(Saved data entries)
● ● ●

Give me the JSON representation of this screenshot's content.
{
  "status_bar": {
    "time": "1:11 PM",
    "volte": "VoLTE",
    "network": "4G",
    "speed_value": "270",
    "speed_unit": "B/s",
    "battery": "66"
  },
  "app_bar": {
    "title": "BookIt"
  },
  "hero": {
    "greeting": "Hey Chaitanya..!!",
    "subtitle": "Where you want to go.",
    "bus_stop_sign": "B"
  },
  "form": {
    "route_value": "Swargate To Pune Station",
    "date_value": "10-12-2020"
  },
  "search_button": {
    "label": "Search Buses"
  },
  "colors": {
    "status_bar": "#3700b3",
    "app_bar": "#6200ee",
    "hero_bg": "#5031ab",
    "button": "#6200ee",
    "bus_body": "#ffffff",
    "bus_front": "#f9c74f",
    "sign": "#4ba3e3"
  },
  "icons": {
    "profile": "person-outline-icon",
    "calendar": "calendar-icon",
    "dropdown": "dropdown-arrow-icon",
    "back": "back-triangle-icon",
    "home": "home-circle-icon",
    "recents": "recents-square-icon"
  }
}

● ● ●

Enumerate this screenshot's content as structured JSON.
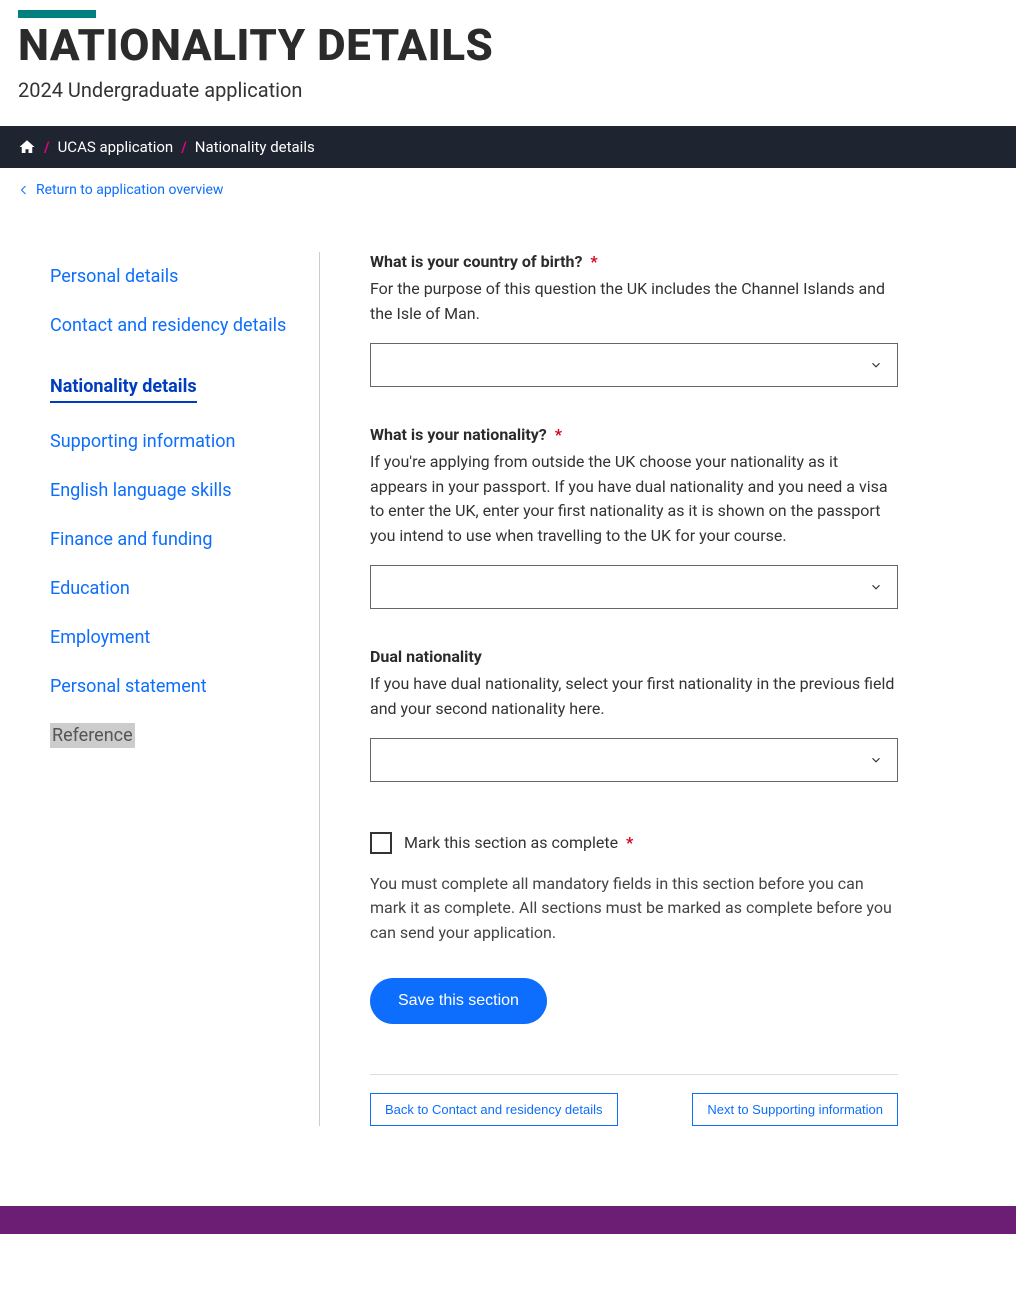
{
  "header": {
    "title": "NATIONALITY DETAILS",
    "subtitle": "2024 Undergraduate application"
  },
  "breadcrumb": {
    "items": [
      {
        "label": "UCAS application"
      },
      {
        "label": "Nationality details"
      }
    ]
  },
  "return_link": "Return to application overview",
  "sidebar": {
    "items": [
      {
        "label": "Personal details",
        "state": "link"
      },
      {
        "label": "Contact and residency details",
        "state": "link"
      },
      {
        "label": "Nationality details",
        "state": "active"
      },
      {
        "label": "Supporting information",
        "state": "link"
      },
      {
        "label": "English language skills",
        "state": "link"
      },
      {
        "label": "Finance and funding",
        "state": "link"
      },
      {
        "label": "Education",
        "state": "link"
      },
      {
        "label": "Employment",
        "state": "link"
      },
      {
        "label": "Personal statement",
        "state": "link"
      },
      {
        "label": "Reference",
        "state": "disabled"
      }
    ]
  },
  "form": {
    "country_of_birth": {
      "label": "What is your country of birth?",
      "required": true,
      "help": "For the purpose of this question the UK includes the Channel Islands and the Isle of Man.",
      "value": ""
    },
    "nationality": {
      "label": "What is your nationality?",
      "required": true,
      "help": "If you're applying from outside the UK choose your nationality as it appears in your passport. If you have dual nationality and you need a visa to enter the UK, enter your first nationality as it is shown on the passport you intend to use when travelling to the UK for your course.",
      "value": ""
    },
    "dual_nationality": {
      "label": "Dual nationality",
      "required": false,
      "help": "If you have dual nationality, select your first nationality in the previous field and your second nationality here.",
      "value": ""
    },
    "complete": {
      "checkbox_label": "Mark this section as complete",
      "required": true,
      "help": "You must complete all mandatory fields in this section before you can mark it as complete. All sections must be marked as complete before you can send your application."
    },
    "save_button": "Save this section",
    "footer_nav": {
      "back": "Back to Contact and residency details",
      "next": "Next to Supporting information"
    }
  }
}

● ● ●

» To be done: Look through the entries above and list every line containing "subtitle".

» The result:
    "subtitle": "Where you want to go.",
    "subtitle": "2024 Undergraduate application"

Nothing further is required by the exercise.